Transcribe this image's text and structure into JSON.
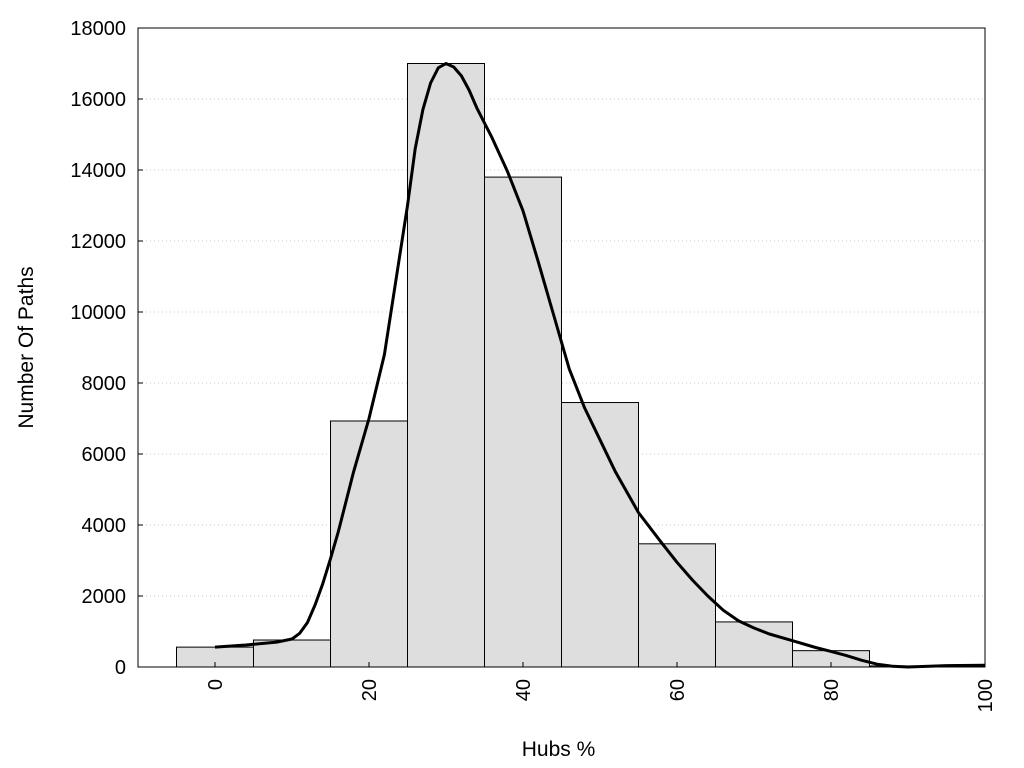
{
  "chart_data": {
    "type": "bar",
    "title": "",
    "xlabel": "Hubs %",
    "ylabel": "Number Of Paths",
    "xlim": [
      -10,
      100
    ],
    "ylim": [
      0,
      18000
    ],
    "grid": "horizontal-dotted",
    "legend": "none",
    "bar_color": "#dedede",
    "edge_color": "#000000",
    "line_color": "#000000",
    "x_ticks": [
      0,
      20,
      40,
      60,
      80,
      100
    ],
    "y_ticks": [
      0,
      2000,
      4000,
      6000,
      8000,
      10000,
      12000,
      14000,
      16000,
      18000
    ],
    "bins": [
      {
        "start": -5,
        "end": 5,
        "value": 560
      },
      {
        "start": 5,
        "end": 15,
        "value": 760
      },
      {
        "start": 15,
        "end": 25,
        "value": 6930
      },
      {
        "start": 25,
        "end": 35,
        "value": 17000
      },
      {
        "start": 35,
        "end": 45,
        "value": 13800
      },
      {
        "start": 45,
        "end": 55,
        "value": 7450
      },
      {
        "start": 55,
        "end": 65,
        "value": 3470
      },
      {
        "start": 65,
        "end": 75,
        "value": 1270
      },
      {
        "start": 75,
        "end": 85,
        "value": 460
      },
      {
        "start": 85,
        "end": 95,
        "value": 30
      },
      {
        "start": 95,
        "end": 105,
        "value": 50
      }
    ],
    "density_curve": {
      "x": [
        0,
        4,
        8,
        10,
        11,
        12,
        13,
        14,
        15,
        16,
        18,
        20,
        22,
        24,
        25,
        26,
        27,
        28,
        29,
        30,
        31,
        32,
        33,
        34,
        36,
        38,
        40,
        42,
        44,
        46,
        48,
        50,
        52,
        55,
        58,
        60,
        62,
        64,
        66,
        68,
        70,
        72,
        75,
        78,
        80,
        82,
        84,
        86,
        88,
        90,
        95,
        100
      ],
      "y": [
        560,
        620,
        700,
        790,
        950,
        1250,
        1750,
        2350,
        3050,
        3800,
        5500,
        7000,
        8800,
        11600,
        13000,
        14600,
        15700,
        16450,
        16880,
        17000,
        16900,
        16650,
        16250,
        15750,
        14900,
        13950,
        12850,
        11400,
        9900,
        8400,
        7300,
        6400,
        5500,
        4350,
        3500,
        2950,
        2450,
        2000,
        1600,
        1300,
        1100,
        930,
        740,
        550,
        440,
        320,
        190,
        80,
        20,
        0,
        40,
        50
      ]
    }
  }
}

- _DIRECTIONS_: Which lines of the material contain the string "value"? List each of them.

- _EXERCISE ANSWER_:
        "value": 560
        "value": 760
        "value": 6930
        "value": 17000
        "value": 13800
        "value": 7450
        "value": 3470
        "value": 1270
        "value": 460
        "value": 30
        "value": 50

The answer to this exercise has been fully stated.